--- Start ---

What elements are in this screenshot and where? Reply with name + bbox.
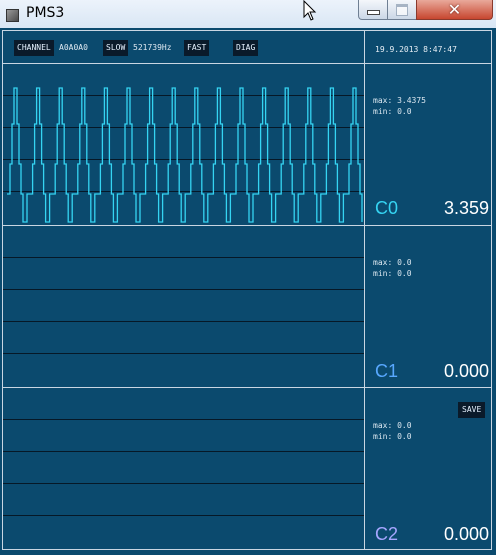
channel-0-plot[interactable] [3, 64, 364, 225]
channel-1-stats: max: 0.0 min: 0.0 [373, 257, 412, 279]
app-body: CHANNEL A0A0A0 SLOW 521739Hz FAST DIAG 1… [0, 28, 496, 555]
mouse-cursor-icon [303, 0, 317, 21]
fast-button[interactable]: FAST [184, 40, 210, 56]
toolbar: CHANNEL A0A0A0 SLOW 521739Hz FAST DIAG [3, 31, 365, 63]
minimize-icon [366, 10, 380, 15]
panel-frame: CHANNEL A0A0A0 SLOW 521739Hz FAST DIAG 1… [2, 30, 492, 550]
channel-2-stats: max: 0.0 min: 0.0 [373, 420, 412, 442]
grid-line [3, 419, 364, 420]
channel-1-max: max: 0.0 [373, 258, 412, 267]
channel-0-min: min: 0.0 [373, 107, 412, 116]
channel-0-value: 3.359 [443, 198, 489, 218]
channel-2-min: min: 0.0 [373, 432, 412, 441]
channel-value: A0A0A0 [59, 43, 88, 52]
window-title: PMS3 [26, 5, 65, 21]
grid-line [3, 321, 364, 322]
channel-1-min: min: 0.0 [373, 269, 412, 278]
diag-button[interactable]: DIAG [233, 40, 259, 56]
close-button[interactable]: ✕ [416, 0, 493, 20]
grid-line [3, 289, 364, 290]
channel-2-plot[interactable] [3, 388, 364, 549]
vertical-divider [364, 31, 365, 549]
window-titlebar[interactable]: PMS3 ✕ [0, 0, 496, 28]
grid-line [3, 515, 364, 516]
maximize-button[interactable] [387, 0, 417, 20]
grid-line [3, 451, 364, 452]
maximize-icon [396, 3, 408, 16]
slow-button[interactable]: SLOW [103, 40, 129, 56]
channel-1-value: 0.000 [443, 361, 489, 381]
grid-line [3, 257, 364, 258]
channel-0-stats: max: 3.4375 min: 0.0 [373, 95, 426, 117]
frequency-readout: 521739Hz [133, 43, 172, 52]
channel-1-plot[interactable] [3, 226, 364, 387]
channel-0-max: max: 3.4375 [373, 96, 426, 105]
minimize-button[interactable] [358, 0, 388, 20]
grid-line [3, 353, 364, 354]
datetime-display: 19.9.2013 8:47:47 [375, 45, 457, 54]
channel-2-max: max: 0.0 [373, 421, 412, 430]
app-icon [6, 9, 19, 22]
close-icon: ✕ [447, 0, 462, 19]
save-button[interactable]: SAVE [458, 402, 486, 418]
grid-line [3, 483, 364, 484]
channel-0-waveform [7, 87, 363, 223]
channel-button[interactable]: CHANNEL [14, 40, 54, 56]
channel-2-value: 0.000 [443, 524, 489, 544]
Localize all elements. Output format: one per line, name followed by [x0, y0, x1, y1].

--- End ---

Task prompt: Transcribe every line of the entries above word for word, leaving out the pictures.

Answer to the problem:
What elements are in this screenshot and where? Reply with name + bbox.
channel-0-plot[interactable] [3, 64, 364, 225]
channel-1-stats: max: 0.0 min: 0.0 [373, 257, 412, 279]
app-body: CHANNEL A0A0A0 SLOW 521739Hz FAST DIAG 1… [0, 28, 496, 555]
mouse-cursor-icon [303, 0, 317, 21]
fast-button[interactable]: FAST [184, 40, 210, 56]
toolbar: CHANNEL A0A0A0 SLOW 521739Hz FAST DIAG [3, 31, 365, 63]
minimize-icon [366, 10, 380, 15]
panel-frame: CHANNEL A0A0A0 SLOW 521739Hz FAST DIAG 1… [2, 30, 492, 550]
channel-2-stats: max: 0.0 min: 0.0 [373, 420, 412, 442]
grid-line [3, 419, 364, 420]
channel-1-max: max: 0.0 [373, 258, 412, 267]
channel-0-min: min: 0.0 [373, 107, 412, 116]
channel-0-value: 3.359 [443, 198, 489, 218]
channel-2-min: min: 0.0 [373, 432, 412, 441]
channel-value: A0A0A0 [59, 43, 88, 52]
window-title: PMS3 [26, 5, 65, 21]
grid-line [3, 321, 364, 322]
channel-1-min: min: 0.0 [373, 269, 412, 278]
diag-button[interactable]: DIAG [233, 40, 259, 56]
close-button[interactable]: ✕ [416, 0, 493, 20]
grid-line [3, 289, 364, 290]
channel-2-plot[interactable] [3, 388, 364, 549]
vertical-divider [364, 31, 365, 549]
window-titlebar[interactable]: PMS3 ✕ [0, 0, 496, 28]
grid-line [3, 515, 364, 516]
maximize-button[interactable] [387, 0, 417, 20]
grid-line [3, 451, 364, 452]
maximize-icon [396, 3, 408, 16]
slow-button[interactable]: SLOW [103, 40, 129, 56]
channel-1-value: 0.000 [443, 361, 489, 381]
grid-line [3, 257, 364, 258]
channel-0-stats: max: 3.4375 min: 0.0 [373, 95, 426, 117]
frequency-readout: 521739Hz [133, 43, 172, 52]
channel-1-plot[interactable] [3, 226, 364, 387]
channel-0-max: max: 3.4375 [373, 96, 426, 105]
minimize-button[interactable] [358, 0, 388, 20]
grid-line [3, 353, 364, 354]
datetime-display: 19.9.2013 8:47:47 [375, 45, 457, 54]
channel-2-max: max: 0.0 [373, 421, 412, 430]
app-icon [6, 9, 19, 22]
close-icon: ✕ [447, 0, 462, 19]
save-button[interactable]: SAVE [458, 402, 486, 418]
grid-line [3, 483, 364, 484]
channel-0-waveform [7, 87, 363, 223]
channel-button[interactable]: CHANNEL [14, 40, 54, 56]
channel-2-value: 0.000 [443, 524, 489, 544]
Localize all elements. Output format: one per line, name followed by [x0, y0, x1, y1].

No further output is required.